_Task brief_
Reproduce the listing word for word, leaving every picture behind.

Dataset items
::::::::::
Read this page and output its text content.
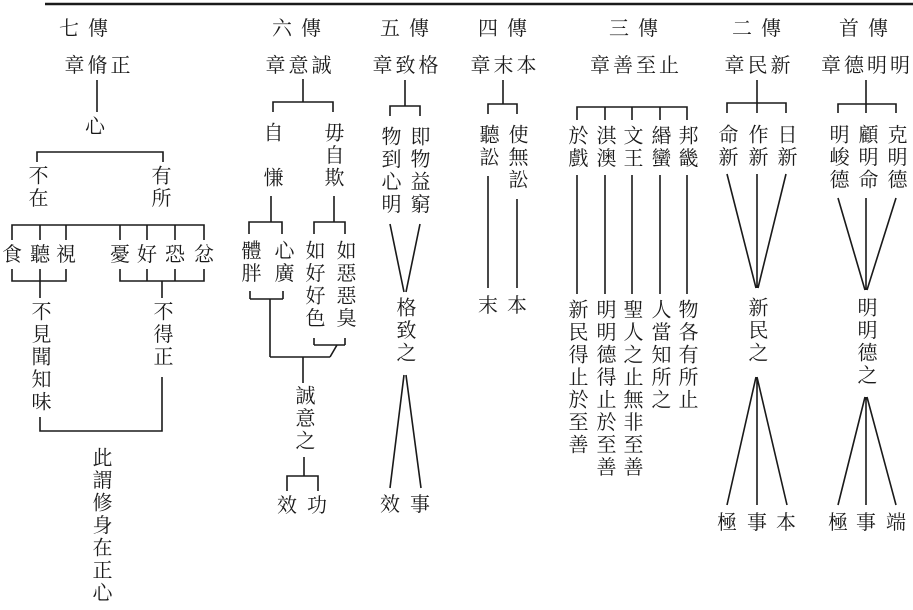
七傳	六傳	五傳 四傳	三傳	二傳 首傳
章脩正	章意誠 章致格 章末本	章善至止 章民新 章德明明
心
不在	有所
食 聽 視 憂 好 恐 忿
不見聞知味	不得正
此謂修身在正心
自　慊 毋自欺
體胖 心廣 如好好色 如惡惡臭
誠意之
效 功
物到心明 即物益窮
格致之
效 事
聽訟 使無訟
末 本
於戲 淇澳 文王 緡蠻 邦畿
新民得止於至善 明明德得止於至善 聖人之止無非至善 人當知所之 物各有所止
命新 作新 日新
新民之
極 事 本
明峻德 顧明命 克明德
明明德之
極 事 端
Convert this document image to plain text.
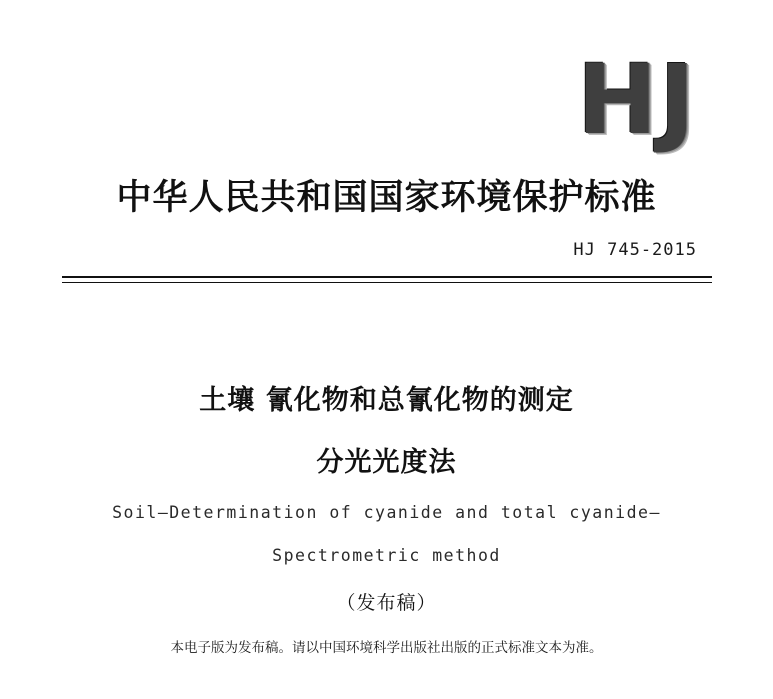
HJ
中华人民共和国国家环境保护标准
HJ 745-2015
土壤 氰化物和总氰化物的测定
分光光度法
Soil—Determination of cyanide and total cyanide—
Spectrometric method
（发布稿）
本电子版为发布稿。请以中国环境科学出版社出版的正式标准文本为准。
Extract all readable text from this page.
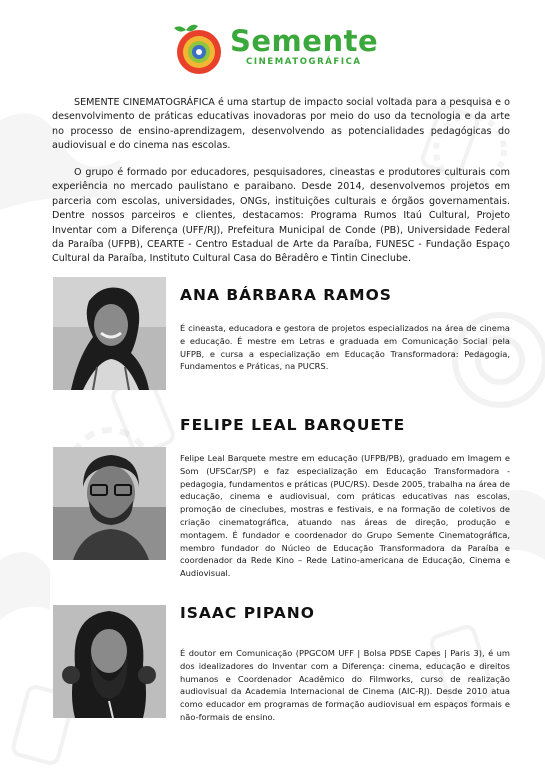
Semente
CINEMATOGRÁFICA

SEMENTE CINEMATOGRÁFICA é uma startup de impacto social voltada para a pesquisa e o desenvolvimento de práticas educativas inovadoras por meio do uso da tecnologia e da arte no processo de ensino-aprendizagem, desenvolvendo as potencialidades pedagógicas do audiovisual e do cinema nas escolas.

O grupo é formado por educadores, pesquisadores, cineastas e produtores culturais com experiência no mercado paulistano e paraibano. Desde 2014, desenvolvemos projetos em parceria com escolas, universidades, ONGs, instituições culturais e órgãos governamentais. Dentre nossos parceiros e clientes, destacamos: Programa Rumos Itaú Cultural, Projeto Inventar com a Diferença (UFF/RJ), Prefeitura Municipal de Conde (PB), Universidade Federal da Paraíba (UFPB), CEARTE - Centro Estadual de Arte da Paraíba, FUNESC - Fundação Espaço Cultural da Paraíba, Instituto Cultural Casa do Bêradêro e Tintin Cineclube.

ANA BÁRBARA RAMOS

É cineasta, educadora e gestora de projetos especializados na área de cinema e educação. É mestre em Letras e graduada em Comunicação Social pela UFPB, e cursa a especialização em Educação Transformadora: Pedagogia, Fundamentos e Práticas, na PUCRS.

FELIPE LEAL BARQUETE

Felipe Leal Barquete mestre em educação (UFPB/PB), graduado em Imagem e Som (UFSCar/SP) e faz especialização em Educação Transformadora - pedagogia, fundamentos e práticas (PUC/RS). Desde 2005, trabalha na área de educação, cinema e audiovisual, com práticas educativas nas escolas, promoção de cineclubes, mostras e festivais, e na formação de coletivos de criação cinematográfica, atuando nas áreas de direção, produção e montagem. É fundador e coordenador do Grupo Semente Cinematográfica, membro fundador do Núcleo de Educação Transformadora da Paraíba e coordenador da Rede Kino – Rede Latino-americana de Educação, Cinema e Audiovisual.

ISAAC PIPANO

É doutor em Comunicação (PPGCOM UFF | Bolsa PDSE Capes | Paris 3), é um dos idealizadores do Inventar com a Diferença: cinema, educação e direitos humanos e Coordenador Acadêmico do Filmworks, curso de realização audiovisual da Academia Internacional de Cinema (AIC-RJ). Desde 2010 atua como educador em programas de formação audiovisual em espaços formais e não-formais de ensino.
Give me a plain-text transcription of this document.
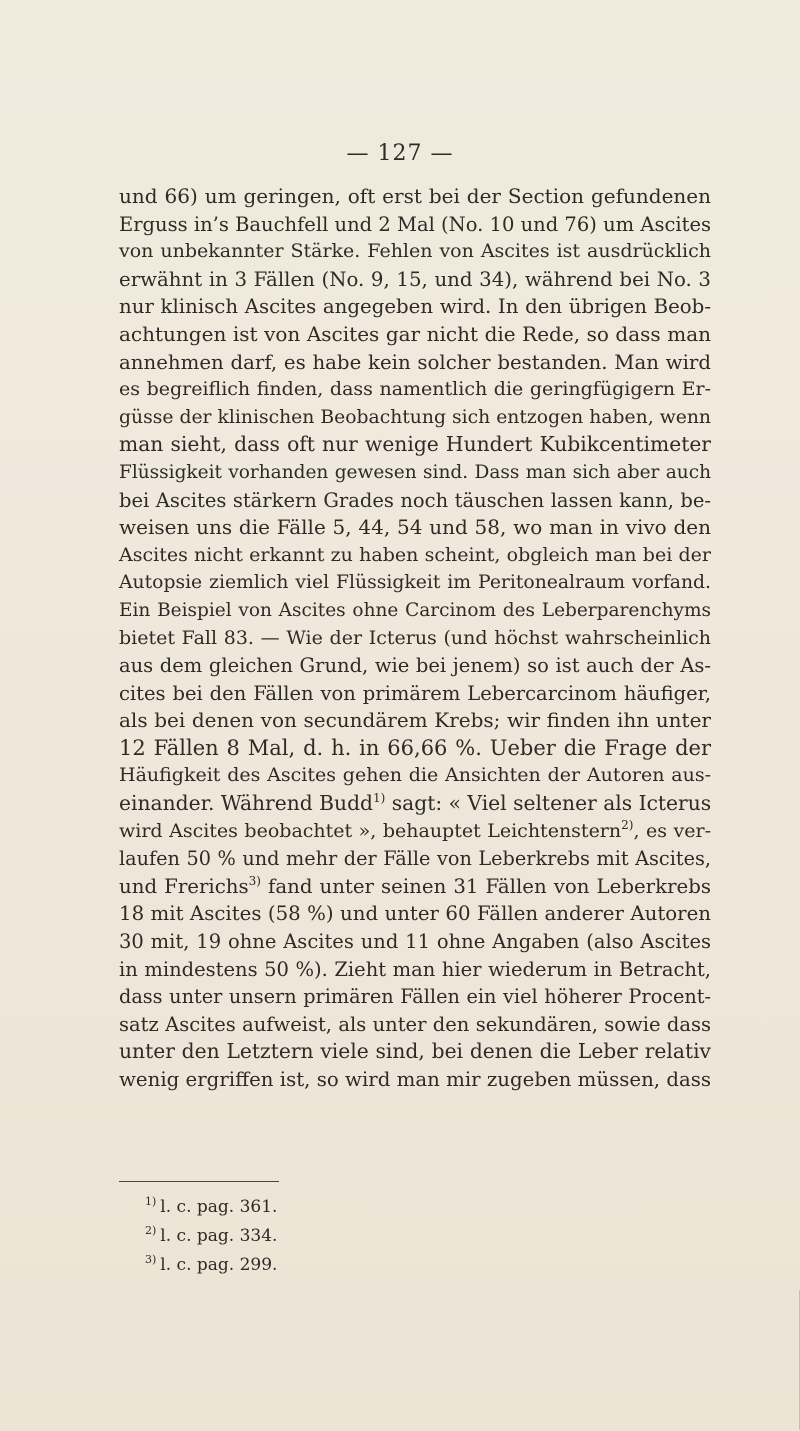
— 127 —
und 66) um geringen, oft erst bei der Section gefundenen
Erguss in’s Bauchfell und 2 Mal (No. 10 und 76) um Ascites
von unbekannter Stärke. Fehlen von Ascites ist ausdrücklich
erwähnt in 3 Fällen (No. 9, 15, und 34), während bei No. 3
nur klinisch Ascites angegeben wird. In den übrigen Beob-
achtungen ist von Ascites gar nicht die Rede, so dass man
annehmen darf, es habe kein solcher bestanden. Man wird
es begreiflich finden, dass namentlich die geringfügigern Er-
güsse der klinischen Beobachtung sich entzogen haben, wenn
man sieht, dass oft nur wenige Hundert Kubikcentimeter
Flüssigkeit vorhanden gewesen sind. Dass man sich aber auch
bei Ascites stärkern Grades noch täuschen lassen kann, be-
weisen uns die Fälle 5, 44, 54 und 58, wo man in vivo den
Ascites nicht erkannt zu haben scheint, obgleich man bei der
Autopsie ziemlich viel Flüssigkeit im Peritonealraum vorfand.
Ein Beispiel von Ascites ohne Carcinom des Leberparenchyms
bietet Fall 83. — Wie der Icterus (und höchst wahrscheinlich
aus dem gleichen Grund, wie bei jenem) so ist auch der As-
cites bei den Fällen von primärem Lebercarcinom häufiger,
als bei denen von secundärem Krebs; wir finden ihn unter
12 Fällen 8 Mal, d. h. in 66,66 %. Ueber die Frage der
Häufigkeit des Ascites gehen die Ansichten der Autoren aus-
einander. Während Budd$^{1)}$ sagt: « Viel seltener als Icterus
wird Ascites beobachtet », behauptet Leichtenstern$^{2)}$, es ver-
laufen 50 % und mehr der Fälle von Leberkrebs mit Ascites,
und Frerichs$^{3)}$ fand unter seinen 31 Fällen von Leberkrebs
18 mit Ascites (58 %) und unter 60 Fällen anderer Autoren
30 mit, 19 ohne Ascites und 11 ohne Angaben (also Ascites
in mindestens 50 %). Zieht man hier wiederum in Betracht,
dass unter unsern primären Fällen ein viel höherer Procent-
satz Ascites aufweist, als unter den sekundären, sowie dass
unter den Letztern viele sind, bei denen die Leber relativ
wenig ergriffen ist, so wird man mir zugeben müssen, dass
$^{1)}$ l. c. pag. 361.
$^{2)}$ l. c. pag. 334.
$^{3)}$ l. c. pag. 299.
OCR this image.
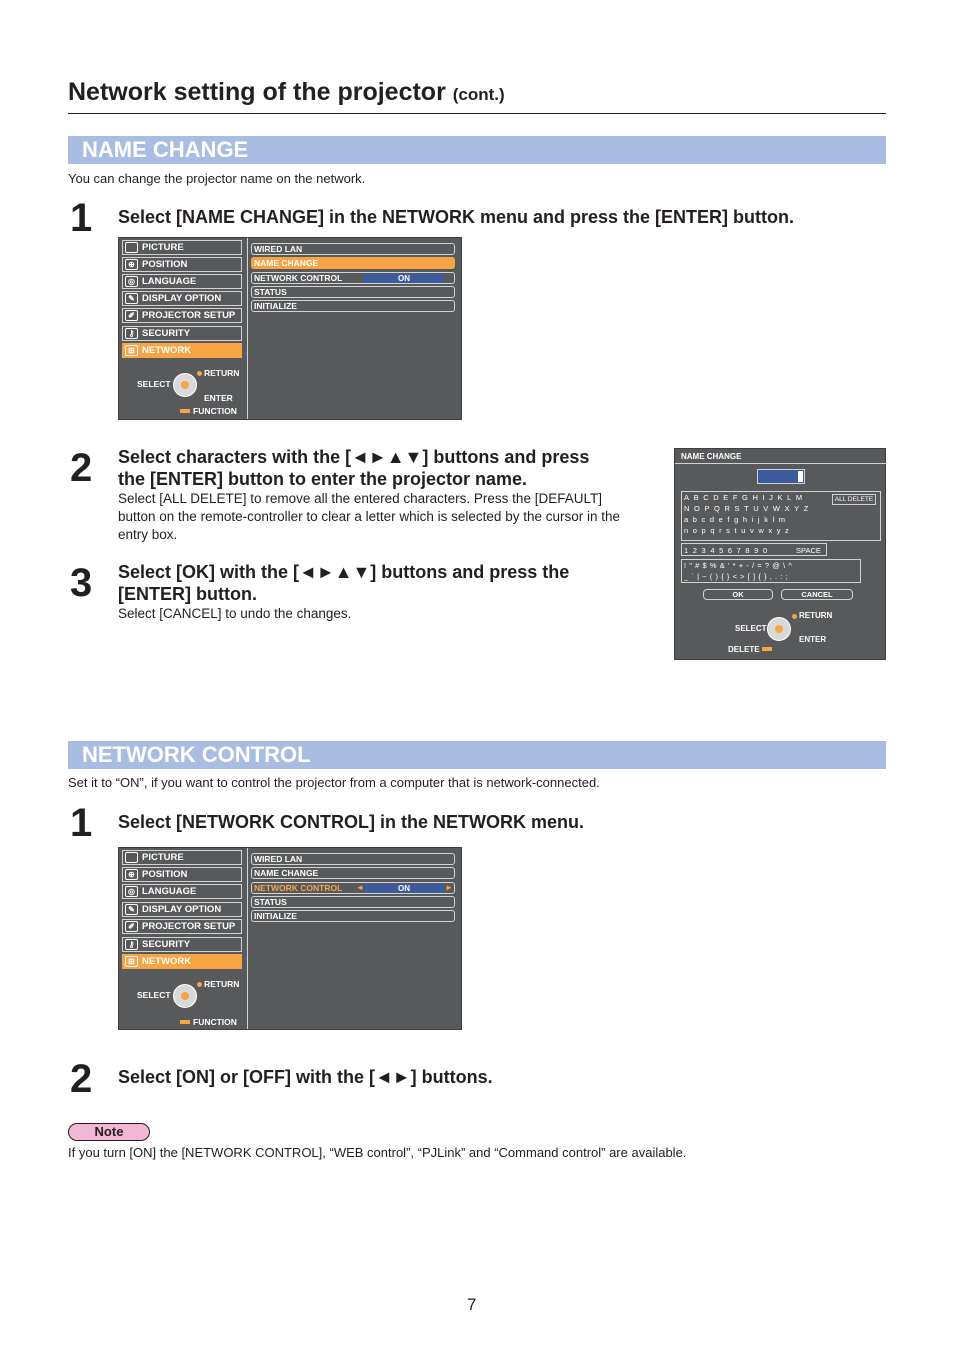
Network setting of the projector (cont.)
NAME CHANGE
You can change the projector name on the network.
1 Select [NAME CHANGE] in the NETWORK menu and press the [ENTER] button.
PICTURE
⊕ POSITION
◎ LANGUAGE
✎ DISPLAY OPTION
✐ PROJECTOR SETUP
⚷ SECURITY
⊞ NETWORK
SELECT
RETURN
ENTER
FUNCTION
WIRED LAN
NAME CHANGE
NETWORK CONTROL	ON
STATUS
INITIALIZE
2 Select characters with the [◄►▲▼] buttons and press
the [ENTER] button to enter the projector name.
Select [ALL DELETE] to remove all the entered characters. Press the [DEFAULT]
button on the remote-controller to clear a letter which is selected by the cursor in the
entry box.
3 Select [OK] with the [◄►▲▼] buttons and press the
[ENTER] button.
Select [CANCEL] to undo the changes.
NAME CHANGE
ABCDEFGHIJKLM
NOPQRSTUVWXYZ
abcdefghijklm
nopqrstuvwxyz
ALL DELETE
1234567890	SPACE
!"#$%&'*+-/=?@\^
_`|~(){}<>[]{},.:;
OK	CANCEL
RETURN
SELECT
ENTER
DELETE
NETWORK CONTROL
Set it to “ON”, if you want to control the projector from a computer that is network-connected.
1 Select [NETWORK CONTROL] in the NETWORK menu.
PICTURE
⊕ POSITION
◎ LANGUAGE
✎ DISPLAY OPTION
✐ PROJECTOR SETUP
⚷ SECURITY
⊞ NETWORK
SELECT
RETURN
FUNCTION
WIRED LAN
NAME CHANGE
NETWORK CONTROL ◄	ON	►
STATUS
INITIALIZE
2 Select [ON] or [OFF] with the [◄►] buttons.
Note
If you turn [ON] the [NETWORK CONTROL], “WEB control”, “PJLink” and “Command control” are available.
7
::::::::::
_The solution_
Read this page and output its text content.
七傳	六傳	五傳 四傳	三傳	二傳 首傳
章脩正	章意誠 章致格 章末本	章善至止 章民新 章德明明
心
不在	有所
食 聽 視 憂 好 恐 忿
不見聞知味	不得正
此謂修身在正心
自　慊 毋自欺
體胖 心廣 如好好色 如惡惡臭
誠意之
效 功
物到心明 即物益窮
格致之
效 事
聽訟 使無訟
末 本
於戲 淇澳 文王 緡蠻 邦畿
新民得止於至善 明明德得止於至善 聖人之止無非至善 人當知所之 物各有所止
命新 作新 日新
新民之
極 事 本
明峻德 顧明命 克明德
明明德之
極 事 端
Convert this document image to plain text.
HJ
中华人民共和国国家环境保护标准
HJ 745-2015
土壤 氰化物和总氰化物的测定
分光光度法
Soil—Determination of cyanide and total cyanide—
Spectrometric method
（发布稿）
本电子版为发布稿。请以中国环境科学出版社出版的正式标准文本为准。
Extract all readable text from this page.
Semente
CINEMATOGRÁFICA

SEMENTE CINEMATOGRÁFICA é uma startup de impacto social voltada para a pesquisa e o desenvolvimento de práticas educativas inovadoras por meio do uso da tecnologia e da arte no processo de ensino-aprendizagem, desenvolvendo as potencialidades pedagógicas do audiovisual e do cinema nas escolas.

O grupo é formado por educadores, pesquisadores, cineastas e produtores culturais com experiência no mercado paulistano e paraibano. Desde 2014, desenvolvemos projetos em parceria com escolas, universidades, ONGs, instituições culturais e órgãos governamentais. Dentre nossos parceiros e clientes, destacamos: Programa Rumos Itaú Cultural, Projeto Inventar com a Diferença (UFF/RJ), Prefeitura Municipal de Conde (PB), Universidade Federal da Paraíba (UFPB), CEARTE - Centro Estadual de Arte da Paraíba, FUNESC - Fundação Espaço Cultural da Paraíba, Instituto Cultural Casa do Bêradêro e Tintin Cineclube.

ANA BÁRBARA RAMOS

É cineasta, educadora e gestora de projetos especializados na área de cinema e educação. É mestre em Letras e graduada em Comunicação Social pela UFPB, e cursa a especialização em Educação Transformadora: Pedagogia, Fundamentos e Práticas, na PUCRS.

FELIPE LEAL BARQUETE

Felipe Leal Barquete mestre em educação (UFPB/PB), graduado em Imagem e Som (UFSCar/SP) e faz especialização em Educação Transformadora - pedagogia, fundamentos e práticas (PUC/RS). Desde 2005, trabalha na área de educação, cinema e audiovisual, com práticas educativas nas escolas, promoção de cineclubes, mostras e festivais, e na formação de coletivos de criação cinematográfica, atuando nas áreas de direção, produção e montagem. É fundador e coordenador do Grupo Semente Cinematográfica, membro fundador do Núcleo de Educação Transformadora da Paraíba e coordenador da Rede Kino – Rede Latino-americana de Educação, Cinema e Audiovisual.

ISAAC PIPANO

É doutor em Comunicação (PPGCOM UFF | Bolsa PDSE Capes | Paris 3), é um dos idealizadores do Inventar com a Diferença: cinema, educação e direitos humanos e Coordenador Acadêmico do Filmworks, curso de realização audiovisual da Academia Internacional de Cinema (AIC-RJ). Desde 2010 atua como educador em programas de formação audiovisual em espaços formais e não-formais de ensino.
Give me a plain-text transcription of this document.
— 127 —
und 66) um geringen, oft erst bei der Section gefundenen
Erguss in’s Bauchfell und 2 Mal (No. 10 und 76) um Ascites
von unbekannter Stärke. Fehlen von Ascites ist ausdrücklich
erwähnt in 3 Fällen (No. 9, 15, und 34), während bei No. 3
nur klinisch Ascites angegeben wird. In den übrigen Beob-
achtungen ist von Ascites gar nicht die Rede, so dass man
annehmen darf, es habe kein solcher bestanden. Man wird
es begreiflich finden, dass namentlich die geringfügigern Er-
güsse der klinischen Beobachtung sich entzogen haben, wenn
man sieht, dass oft nur wenige Hundert Kubikcentimeter
Flüssigkeit vorhanden gewesen sind. Dass man sich aber auch
bei Ascites stärkern Grades noch täuschen lassen kann, be-
weisen uns die Fälle 5, 44, 54 und 58, wo man in vivo den
Ascites nicht erkannt zu haben scheint, obgleich man bei der
Autopsie ziemlich viel Flüssigkeit im Peritonealraum vorfand.
Ein Beispiel von Ascites ohne Carcinom des Leberparenchyms
bietet Fall 83. — Wie der Icterus (und höchst wahrscheinlich
aus dem gleichen Grund, wie bei jenem) so ist auch der As-
cites bei den Fällen von primärem Lebercarcinom häufiger,
als bei denen von secundärem Krebs; wir finden ihn unter
12 Fällen 8 Mal, d. h. in 66,66 %. Ueber die Frage der
Häufigkeit des Ascites gehen die Ansichten der Autoren aus-
einander. Während Budd$^{1)}$ sagt: « Viel seltener als Icterus
wird Ascites beobachtet », behauptet Leichtenstern$^{2)}$, es ver-
laufen 50 % und mehr der Fälle von Leberkrebs mit Ascites,
und Frerichs$^{3)}$ fand unter seinen 31 Fällen von Leberkrebs
18 mit Ascites (58 %) und unter 60 Fällen anderer Autoren
30 mit, 19 ohne Ascites und 11 ohne Angaben (also Ascites
in mindestens 50 %). Zieht man hier wiederum in Betracht,
dass unter unsern primären Fällen ein viel höherer Procent-
satz Ascites aufweist, als unter den sekundären, sowie dass
unter den Letztern viele sind, bei denen die Leber relativ
wenig ergriffen ist, so wird man mir zugeben müssen, dass
$^{1)}$ l. c. pag. 361.
$^{2)}$ l. c. pag. 334.
$^{3)}$ l. c. pag. 299.
OCR this image.
Network setting of the projector (cont.)
NAME CHANGE
You can change the projector name on the network.
1 Select [NAME CHANGE] in the NETWORK menu and press the [ENTER] button.
PICTURE
⊕ POSITION
◎ LANGUAGE
✎ DISPLAY OPTION
✐ PROJECTOR SETUP
⚷ SECURITY
⊞ NETWORK
SELECT
RETURN
ENTER
FUNCTION
WIRED LAN
NAME CHANGE
NETWORK CONTROL	ON
STATUS
INITIALIZE
2 Select characters with the [◄►▲▼] buttons and press
the [ENTER] button to enter the projector name.
Select [ALL DELETE] to remove all the entered characters. Press the [DEFAULT]
button on the remote-controller to clear a letter which is selected by the cursor in the
entry box.
3 Select [OK] with the [◄►▲▼] buttons and press the
[ENTER] button.
Select [CANCEL] to undo the changes.
NAME CHANGE
ABCDEFGHIJKLM
NOPQRSTUVWXYZ
abcdefghijklm
nopqrstuvwxyz
ALL DELETE
1234567890	SPACE
!"#$%&'*+-/=?@\^
_`|~(){}<>[]{},.:;
OK	CANCEL
RETURN
SELECT
ENTER
DELETE
NETWORK CONTROL
Set it to “ON”, if you want to control the projector from a computer that is network-connected.
1 Select [NETWORK CONTROL] in the NETWORK menu.
PICTURE
⊕ POSITION
◎ LANGUAGE
✎ DISPLAY OPTION
✐ PROJECTOR SETUP
⚷ SECURITY
⊞ NETWORK
SELECT
RETURN
FUNCTION
WIRED LAN
NAME CHANGE
NETWORK CONTROL ◄	ON	►
STATUS
INITIALIZE
2 Select [ON] or [OFF] with the [◄►] buttons.
Note
If you turn [ON] the [NETWORK CONTROL], “WEB control”, “PJLink” and “Command control” are available.
7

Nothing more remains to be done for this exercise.